**What to produce**
Give the number of lines that hold the string "Learning". Nothing else is needed.

Dataset records

- - - - -

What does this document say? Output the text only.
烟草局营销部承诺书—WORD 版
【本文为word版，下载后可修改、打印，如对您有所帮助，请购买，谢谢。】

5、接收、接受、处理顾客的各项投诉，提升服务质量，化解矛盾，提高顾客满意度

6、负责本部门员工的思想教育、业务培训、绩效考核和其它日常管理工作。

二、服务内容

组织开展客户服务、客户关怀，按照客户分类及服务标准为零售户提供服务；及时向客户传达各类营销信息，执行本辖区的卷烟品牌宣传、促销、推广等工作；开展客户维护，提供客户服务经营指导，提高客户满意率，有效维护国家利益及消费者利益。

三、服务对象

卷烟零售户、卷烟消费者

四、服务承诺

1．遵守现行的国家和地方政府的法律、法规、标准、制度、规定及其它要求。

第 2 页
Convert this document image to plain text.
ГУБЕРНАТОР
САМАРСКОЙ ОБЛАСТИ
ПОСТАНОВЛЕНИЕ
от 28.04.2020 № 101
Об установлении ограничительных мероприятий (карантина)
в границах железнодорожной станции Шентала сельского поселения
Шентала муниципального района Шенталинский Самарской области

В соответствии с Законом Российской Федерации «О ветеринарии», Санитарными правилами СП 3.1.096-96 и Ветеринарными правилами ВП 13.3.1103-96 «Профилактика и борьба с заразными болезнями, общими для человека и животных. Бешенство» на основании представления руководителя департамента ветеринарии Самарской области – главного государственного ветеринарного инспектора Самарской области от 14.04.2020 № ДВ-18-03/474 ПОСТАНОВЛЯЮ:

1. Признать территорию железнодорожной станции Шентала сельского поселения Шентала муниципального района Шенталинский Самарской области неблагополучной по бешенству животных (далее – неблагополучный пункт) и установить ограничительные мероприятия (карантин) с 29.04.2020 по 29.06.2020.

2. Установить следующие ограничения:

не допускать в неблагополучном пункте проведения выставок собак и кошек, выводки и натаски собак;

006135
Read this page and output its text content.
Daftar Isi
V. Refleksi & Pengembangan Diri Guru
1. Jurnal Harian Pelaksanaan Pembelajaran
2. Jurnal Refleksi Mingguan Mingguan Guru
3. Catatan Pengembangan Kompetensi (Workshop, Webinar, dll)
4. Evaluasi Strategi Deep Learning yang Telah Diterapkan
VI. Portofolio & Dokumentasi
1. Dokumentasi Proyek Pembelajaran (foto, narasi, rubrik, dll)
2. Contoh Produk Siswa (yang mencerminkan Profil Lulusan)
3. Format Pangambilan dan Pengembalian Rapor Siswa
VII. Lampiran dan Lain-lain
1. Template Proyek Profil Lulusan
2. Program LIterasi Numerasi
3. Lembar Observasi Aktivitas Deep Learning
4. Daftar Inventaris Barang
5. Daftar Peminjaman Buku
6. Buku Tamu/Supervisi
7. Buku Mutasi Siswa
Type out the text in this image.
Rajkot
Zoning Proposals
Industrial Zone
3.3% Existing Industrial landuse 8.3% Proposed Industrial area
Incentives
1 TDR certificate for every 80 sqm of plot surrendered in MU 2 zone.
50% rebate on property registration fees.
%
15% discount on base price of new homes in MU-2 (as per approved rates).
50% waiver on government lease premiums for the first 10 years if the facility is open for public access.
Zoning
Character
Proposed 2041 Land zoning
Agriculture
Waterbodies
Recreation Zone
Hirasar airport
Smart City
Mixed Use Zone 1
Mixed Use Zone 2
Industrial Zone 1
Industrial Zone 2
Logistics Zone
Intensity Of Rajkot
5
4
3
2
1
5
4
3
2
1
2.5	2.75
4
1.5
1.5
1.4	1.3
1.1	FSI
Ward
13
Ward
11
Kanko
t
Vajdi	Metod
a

- - - - -

**Solved problem**
2